Problems to solve:
a: According to the text on yarn cores and cord construction, how many individual filaments do core yarns usually include?
b: Pick up the text on yarn cores and cord construction right after its last sentence and keep writing.

The term "core" refers to a yarn which is located in the center of a complete structure. Cores of this invention are generally yarns having a multitude of filaments made from a variety of polymeric materials. The yarns usually include from 10 to 1500 individual filaments. The core fibers should have a multitude of filaments to provide conformability and appropriate handling character during the cord twisting processes. The cores can be made from any fiber material, natural or synthetic. Preferred materials include aromatic polyamides, polyesters, rayon, nylon, and the like.
The term "cord" refers to a complete structure made up of twisted plies and, if appropriate, a core. The number of plies in a cord can range from three to nine or more. In cord construction, the individual yarns--plies and core--are, generally, twisted; and then those yarns are twisted together to make the cord. In the twisting together, the plies and the core are subjected to tension in some degree and the plies are subjected to twist which is opposite to that of the cord. In practice of this invention, it has been found that the degree of tension is important when the core is relatively small to assure that the core yarn remains straight during the cord assembly. As a general rule, the individual yarns are twisted in one direction and, then, they are twisted together in the opposite direction. When a yarn or cord is viewed from the side, the twist is said to be a "Z" twist if the individual yarn or cord elements appear to go down from right to left. On the other hand, the twist is said to be an "S" twist if the individual yarn or cord elements appear to go down from left to right.
In constructing the cored cords of the present invention, it has been found important to place a pretwist in the core yarn, before cord construction. That is, the core yarn should have a twist before it is introduced to the cording apparatus; and that twist should be in the direction opposite from the final twist of the cord. The degree of core pretwist should be such that the final twist on the core in the finished cord is relatively low. In cord construction, while the ply yarns are being twisted around the core there is a tendency for the core yarn to be twisted, also. The core yarn pretwist should be such as to counteract the twist incurred during cord construction.
For all cores, in general, and especially for cores near the upper limit for the core size, it is important to construct the cord in such a way that the core yarn has a twist from 5z to 5s, with zero twist preferred. Core yarns with only a small degree of twist are more able to conform to the shapes required for most efficient spacing in the cord construction.

Given information:

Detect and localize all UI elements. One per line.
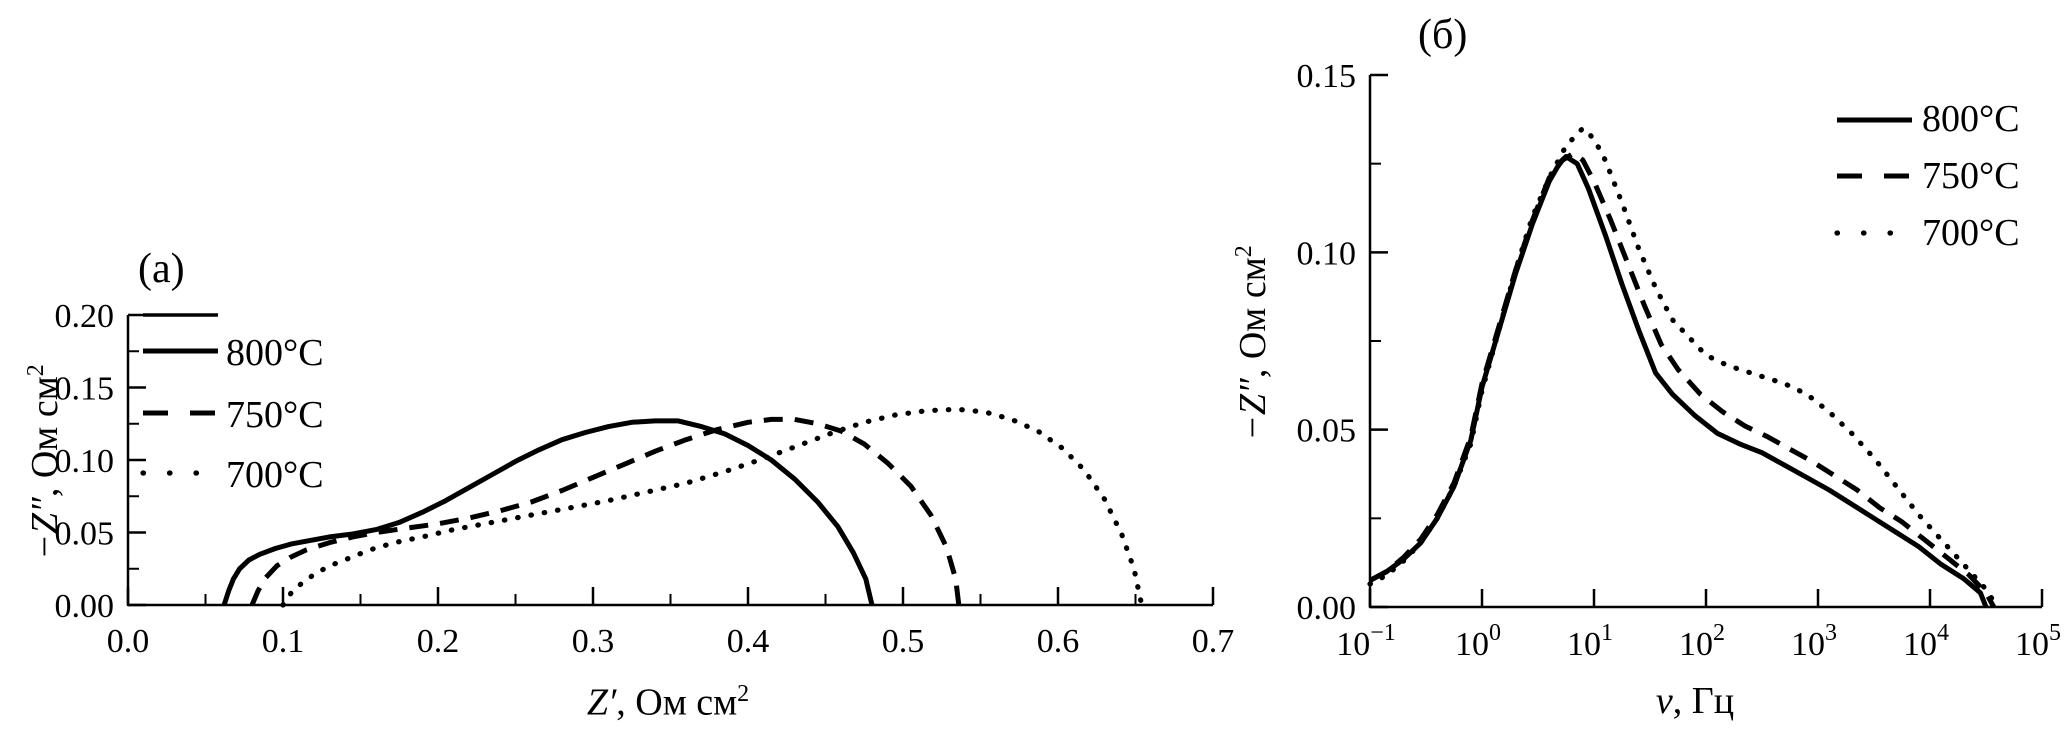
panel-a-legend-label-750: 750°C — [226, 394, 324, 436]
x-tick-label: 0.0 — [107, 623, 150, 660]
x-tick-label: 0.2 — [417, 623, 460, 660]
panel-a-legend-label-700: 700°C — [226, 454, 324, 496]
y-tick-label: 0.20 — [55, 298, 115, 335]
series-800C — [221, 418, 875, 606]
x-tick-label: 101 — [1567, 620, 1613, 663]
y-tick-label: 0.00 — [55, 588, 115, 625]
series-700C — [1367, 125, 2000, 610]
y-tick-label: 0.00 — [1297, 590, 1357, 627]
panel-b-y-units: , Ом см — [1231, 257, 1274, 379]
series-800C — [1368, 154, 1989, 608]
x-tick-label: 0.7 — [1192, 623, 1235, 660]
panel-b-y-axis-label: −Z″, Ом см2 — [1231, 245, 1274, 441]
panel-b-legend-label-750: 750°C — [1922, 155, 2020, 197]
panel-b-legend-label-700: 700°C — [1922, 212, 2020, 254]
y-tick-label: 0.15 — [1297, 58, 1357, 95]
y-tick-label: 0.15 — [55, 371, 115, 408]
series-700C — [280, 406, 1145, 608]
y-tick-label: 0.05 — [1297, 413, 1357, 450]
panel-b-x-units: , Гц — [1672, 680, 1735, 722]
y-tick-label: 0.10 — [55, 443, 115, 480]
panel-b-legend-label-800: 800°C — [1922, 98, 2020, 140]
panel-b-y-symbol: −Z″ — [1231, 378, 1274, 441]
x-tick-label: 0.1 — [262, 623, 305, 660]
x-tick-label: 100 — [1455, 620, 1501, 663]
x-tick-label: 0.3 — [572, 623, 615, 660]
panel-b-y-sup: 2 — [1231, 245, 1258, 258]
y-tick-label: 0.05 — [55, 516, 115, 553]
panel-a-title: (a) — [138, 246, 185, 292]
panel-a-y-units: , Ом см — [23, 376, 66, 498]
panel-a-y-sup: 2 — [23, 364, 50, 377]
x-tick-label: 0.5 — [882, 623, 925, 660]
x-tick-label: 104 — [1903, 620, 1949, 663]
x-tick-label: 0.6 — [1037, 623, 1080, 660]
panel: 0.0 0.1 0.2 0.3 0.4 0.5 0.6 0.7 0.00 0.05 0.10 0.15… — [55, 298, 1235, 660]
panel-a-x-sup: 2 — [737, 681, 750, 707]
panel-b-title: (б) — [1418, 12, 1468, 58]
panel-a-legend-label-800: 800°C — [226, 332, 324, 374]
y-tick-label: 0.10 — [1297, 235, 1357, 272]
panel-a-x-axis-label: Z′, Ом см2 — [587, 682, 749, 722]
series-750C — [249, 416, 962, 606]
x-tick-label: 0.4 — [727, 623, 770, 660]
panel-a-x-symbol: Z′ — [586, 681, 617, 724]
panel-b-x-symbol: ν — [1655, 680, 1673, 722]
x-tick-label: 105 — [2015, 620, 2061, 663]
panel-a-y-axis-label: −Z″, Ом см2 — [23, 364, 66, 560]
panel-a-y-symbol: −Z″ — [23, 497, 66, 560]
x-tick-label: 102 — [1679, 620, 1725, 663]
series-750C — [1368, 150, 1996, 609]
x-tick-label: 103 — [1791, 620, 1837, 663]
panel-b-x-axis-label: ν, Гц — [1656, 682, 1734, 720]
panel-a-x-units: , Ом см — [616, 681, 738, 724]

* * *

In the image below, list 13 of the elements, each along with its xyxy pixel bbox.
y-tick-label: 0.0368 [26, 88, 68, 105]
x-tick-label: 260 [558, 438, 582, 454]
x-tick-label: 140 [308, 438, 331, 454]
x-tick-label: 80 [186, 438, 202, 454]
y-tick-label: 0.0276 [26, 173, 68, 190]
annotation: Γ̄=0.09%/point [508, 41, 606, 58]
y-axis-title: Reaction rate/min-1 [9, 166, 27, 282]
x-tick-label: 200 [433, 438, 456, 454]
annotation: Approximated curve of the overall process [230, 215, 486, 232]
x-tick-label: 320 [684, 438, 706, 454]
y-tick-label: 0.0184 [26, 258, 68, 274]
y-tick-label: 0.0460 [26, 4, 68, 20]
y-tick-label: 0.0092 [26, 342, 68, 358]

Answers per task:
a: From 10 to 1500 individual filaments.

b:
The term "dipped cord" refers to a cord which has been coated with polymeric materials designed to increase adhesion of the cord to matrices such as rubber, as might be encountered in tire construction. In the most usual case, cords are dipped in coating compositions while under some degree of tension; and, then, are dried for further processing. There is usually more than one coat; and the coatings are selected from among a wide variety of materials including epoxies, isocyanates, and various resorcinol-formaldehyde latex mixtures.
Cords, once dipped, are generally cured into some other structure such as a rubber tire or fiber-reinforced belting.
A variety of sizes of core yarns and ply yarns can be used to make cored cords. As previously mentioned, the present invention is concerned with a critical relationship between cross-sectional areas of the cores and the plies in a cored structure. It has been determined that a core can be inserted into a cord to serve as a spacer for the plies and that such a core, when of the correct size, increases the retained strength of the cord after extensive flexing; and does not unduly reduce the strength when new.
It has been determined that the core yarn serves as a spacing element in the cored cord construction of this invention and that the core adds little or no benefit to the cord if the cross-sectional area of the core is smaller than the space at the center of a symmetrically-spaced arrangement of ply yarns. Moreover, if the core is too large, there is a tendency for the core to come out of the cord construction and cause kinking and irregularities in the shape of the cord. A core which is too large causes a severe decrease in the retained strength of the cord after flexing. It has been determined that the core should not be larger than the circle which is subtended by the points of contact from yarn-to-yarn in a symmetrically-spaced arrangement of ply yarns. Both, the minimum core size and the maximum core size should be corrected for displacement and migration of filaments in the cord manufacture.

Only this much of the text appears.